• [Given task] Copy out the records in full, word for word, without pictures.

----

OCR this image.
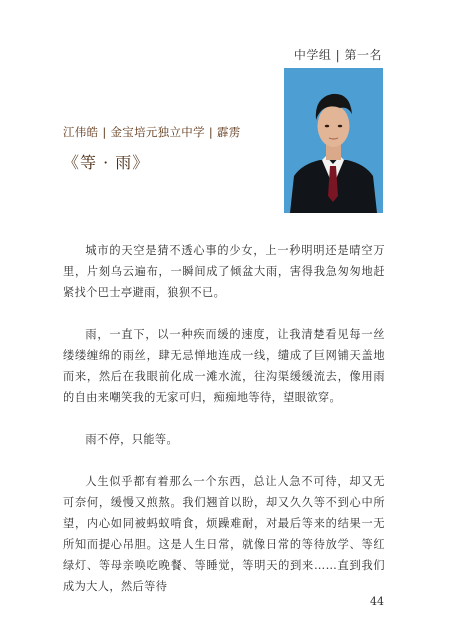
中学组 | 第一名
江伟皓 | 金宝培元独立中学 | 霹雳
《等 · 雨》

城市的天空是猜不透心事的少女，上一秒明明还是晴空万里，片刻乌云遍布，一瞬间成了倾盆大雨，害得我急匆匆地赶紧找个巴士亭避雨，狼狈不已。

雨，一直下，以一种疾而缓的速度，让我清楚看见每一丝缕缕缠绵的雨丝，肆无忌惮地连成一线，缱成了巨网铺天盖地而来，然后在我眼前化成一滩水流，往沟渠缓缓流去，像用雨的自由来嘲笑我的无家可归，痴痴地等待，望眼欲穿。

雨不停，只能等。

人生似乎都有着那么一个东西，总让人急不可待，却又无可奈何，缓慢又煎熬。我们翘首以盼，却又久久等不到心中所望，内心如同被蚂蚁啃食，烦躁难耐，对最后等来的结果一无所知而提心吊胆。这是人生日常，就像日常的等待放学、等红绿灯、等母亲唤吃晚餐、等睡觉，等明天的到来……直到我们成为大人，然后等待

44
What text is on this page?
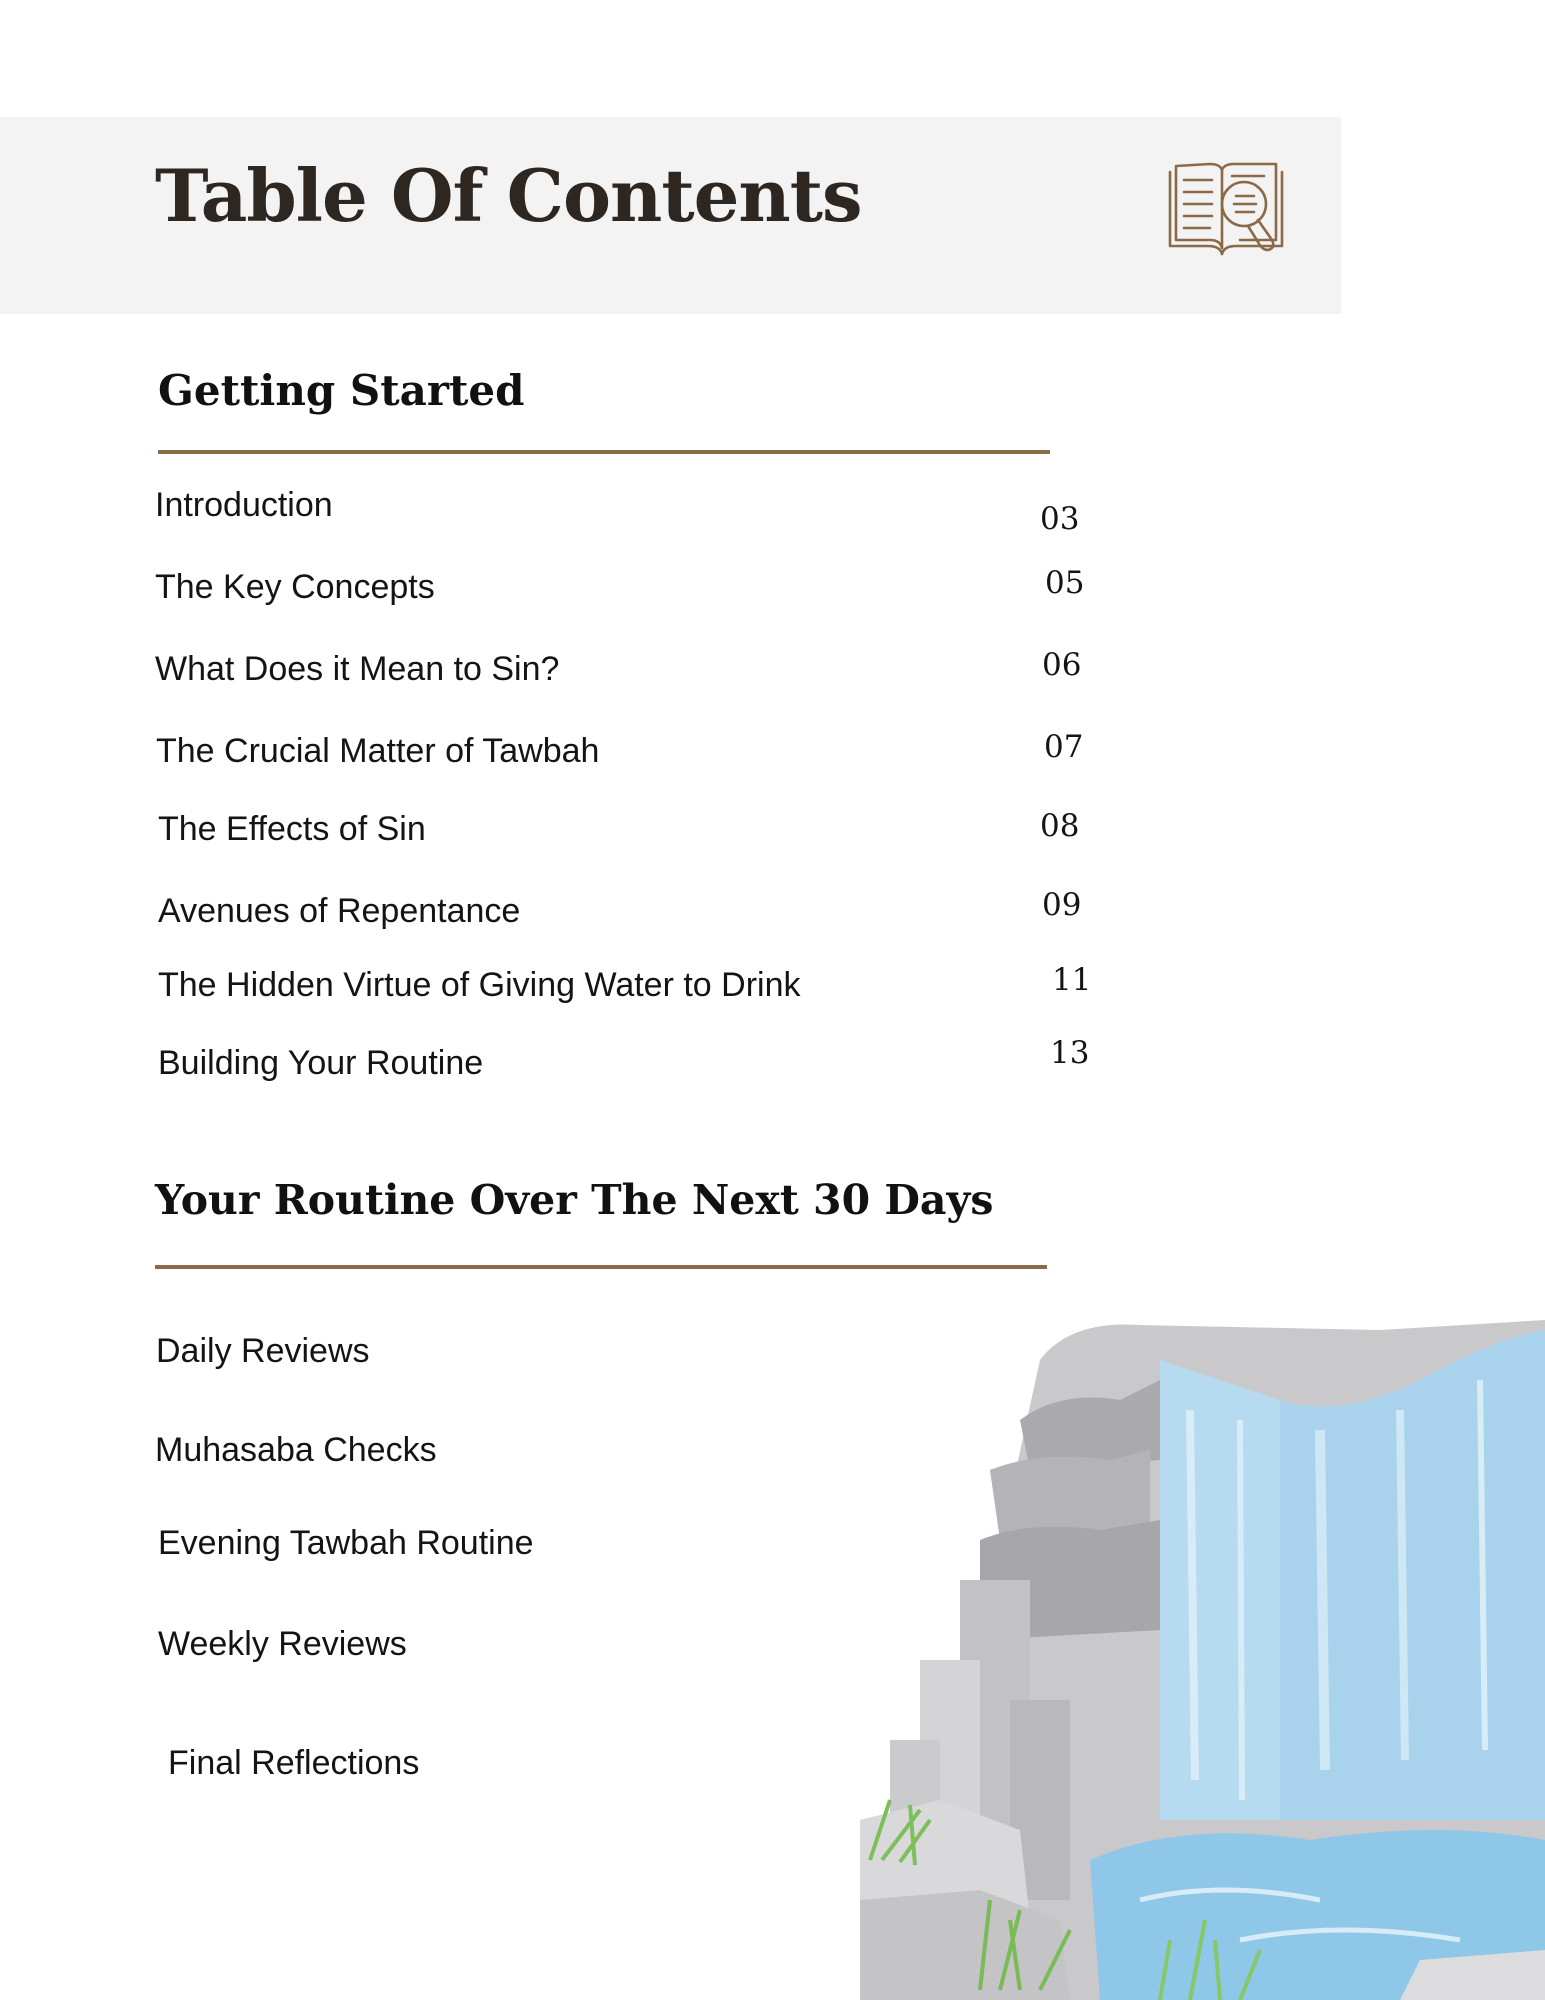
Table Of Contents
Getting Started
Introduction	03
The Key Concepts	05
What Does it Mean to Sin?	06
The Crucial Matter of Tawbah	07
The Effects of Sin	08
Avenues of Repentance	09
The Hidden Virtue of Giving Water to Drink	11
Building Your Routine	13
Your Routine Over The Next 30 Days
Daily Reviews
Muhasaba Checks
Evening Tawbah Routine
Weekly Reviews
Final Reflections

----

• [Result of the exercise]
OCR this image.
中学组 | 第一名
江伟皓 | 金宝培元独立中学 | 霹雳
《等 · 雨》

城市的天空是猜不透心事的少女，上一秒明明还是晴空万里，片刻乌云遍布，一瞬间成了倾盆大雨，害得我急匆匆地赶紧找个巴士亭避雨，狼狈不已。

雨，一直下，以一种疾而缓的速度，让我清楚看见每一丝缕缕缠绵的雨丝，肆无忌惮地连成一线，缱成了巨网铺天盖地而来，然后在我眼前化成一滩水流，往沟渠缓缓流去，像用雨的自由来嘲笑我的无家可归，痴痴地等待，望眼欲穿。

雨不停，只能等。

人生似乎都有着那么一个东西，总让人急不可待，却又无可奈何，缓慢又煎熬。我们翘首以盼，却又久久等不到心中所望，内心如同被蚂蚁啃食，烦躁难耐，对最后等来的结果一无所知而提心吊胆。这是人生日常，就像日常的等待放学、等红绿灯、等母亲唤吃晚餐、等睡觉，等明天的到来……直到我们成为大人，然后等待

44
What text is on this page?
Table Of Contents
Getting Started
Introduction	03
The Key Concepts	05
What Does it Mean to Sin?	06
The Crucial Matter of Tawbah	07
The Effects of Sin	08
Avenues of Repentance	09
The Hidden Virtue of Giving Water to Drink	11
Building Your Routine	13
Your Routine Over The Next 30 Days
Daily Reviews
Muhasaba Checks
Evening Tawbah Routine
Weekly Reviews
Final Reflections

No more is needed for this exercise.